### What to work on
Search the records for the word "ağırlıkça" and report each line that has it.

— start of Data entries —

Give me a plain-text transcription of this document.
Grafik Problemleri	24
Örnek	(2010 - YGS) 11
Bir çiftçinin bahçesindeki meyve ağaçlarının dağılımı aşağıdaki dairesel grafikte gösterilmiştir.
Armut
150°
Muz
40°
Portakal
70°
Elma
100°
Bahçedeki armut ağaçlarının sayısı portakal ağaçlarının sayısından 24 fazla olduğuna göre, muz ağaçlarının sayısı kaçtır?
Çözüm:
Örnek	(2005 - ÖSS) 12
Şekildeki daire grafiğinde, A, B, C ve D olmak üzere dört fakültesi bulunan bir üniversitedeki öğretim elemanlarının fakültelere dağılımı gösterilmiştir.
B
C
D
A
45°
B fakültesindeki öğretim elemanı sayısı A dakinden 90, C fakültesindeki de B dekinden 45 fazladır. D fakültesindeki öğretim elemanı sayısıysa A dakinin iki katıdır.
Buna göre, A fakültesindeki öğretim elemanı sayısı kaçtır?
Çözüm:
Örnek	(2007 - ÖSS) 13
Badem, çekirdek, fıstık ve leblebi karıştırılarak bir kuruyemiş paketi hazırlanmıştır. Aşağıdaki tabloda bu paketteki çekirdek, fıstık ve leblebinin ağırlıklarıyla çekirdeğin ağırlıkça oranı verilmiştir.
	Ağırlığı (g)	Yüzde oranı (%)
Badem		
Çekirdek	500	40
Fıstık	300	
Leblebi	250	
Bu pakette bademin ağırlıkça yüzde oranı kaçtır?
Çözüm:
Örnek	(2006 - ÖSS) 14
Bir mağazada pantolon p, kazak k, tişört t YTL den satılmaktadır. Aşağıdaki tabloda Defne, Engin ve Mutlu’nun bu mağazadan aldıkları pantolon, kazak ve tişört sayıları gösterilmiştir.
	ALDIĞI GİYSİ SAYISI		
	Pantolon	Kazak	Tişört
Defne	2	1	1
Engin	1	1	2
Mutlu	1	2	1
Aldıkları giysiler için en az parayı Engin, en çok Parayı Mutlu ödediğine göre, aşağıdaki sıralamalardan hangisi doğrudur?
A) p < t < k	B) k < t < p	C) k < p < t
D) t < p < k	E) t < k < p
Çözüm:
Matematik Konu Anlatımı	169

— end of Data entries —
— start of Data entries —

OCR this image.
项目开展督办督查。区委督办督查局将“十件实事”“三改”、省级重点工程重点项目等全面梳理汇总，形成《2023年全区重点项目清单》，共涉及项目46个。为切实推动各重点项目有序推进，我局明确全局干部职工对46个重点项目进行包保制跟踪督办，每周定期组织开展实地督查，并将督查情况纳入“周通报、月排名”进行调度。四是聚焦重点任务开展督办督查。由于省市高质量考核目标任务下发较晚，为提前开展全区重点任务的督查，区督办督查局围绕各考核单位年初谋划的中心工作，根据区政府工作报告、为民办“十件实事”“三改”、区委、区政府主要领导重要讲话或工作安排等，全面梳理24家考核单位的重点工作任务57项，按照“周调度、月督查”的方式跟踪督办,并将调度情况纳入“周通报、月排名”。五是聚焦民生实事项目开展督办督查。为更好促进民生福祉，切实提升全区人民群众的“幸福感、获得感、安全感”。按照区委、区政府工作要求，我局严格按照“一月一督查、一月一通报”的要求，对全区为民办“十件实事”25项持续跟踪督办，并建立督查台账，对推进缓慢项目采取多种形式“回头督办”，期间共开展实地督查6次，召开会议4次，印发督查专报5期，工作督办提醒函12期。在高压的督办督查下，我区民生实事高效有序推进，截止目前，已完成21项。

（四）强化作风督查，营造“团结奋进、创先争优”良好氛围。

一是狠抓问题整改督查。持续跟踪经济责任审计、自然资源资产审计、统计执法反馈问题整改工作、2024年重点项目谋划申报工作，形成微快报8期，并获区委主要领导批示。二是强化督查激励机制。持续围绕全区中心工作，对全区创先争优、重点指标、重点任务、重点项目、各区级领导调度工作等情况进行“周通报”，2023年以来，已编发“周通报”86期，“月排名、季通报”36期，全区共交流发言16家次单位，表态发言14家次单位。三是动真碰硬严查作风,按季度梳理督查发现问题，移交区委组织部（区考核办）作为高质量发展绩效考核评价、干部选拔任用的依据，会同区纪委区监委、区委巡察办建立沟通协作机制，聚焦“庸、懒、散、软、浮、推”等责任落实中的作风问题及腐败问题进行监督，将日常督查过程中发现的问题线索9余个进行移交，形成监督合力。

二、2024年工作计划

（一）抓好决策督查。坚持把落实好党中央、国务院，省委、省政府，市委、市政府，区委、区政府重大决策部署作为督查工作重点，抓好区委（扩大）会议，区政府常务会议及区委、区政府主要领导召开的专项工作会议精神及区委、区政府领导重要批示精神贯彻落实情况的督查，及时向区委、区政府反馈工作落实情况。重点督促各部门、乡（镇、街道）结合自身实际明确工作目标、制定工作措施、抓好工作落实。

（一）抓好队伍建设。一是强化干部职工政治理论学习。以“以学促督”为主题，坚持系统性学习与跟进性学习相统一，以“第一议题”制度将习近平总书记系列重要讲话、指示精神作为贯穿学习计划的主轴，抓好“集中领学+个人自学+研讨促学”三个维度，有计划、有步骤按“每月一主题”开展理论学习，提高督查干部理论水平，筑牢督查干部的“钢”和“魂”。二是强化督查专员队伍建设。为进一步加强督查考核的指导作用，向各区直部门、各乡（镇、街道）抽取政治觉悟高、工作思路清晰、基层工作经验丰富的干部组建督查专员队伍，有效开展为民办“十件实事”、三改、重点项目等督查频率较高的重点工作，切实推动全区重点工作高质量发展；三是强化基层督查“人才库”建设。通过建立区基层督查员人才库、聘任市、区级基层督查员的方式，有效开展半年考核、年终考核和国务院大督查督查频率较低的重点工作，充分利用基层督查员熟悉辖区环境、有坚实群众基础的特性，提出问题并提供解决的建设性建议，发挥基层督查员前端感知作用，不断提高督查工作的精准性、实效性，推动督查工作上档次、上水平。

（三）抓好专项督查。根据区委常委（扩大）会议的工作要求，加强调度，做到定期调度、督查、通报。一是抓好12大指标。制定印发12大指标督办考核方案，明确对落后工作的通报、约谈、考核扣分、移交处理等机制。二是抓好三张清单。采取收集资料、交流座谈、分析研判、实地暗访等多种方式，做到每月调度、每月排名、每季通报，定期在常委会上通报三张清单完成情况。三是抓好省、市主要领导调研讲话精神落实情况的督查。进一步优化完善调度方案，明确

— end of Data entries —

### Output for this task
Badem, çekirdek, fıstık ve leblebi karıştırılarak bir kuruyemiş paketi hazırlanmıştır. Aşağıdaki tabloda bu paketteki çekirdek, fıstık ve leblebinin ağırlıklarıyla çekirdeğin ağırlıkça oranı verilmiştir.
Bu pakette bademin ağırlıkça yüzde oranı kaçtır?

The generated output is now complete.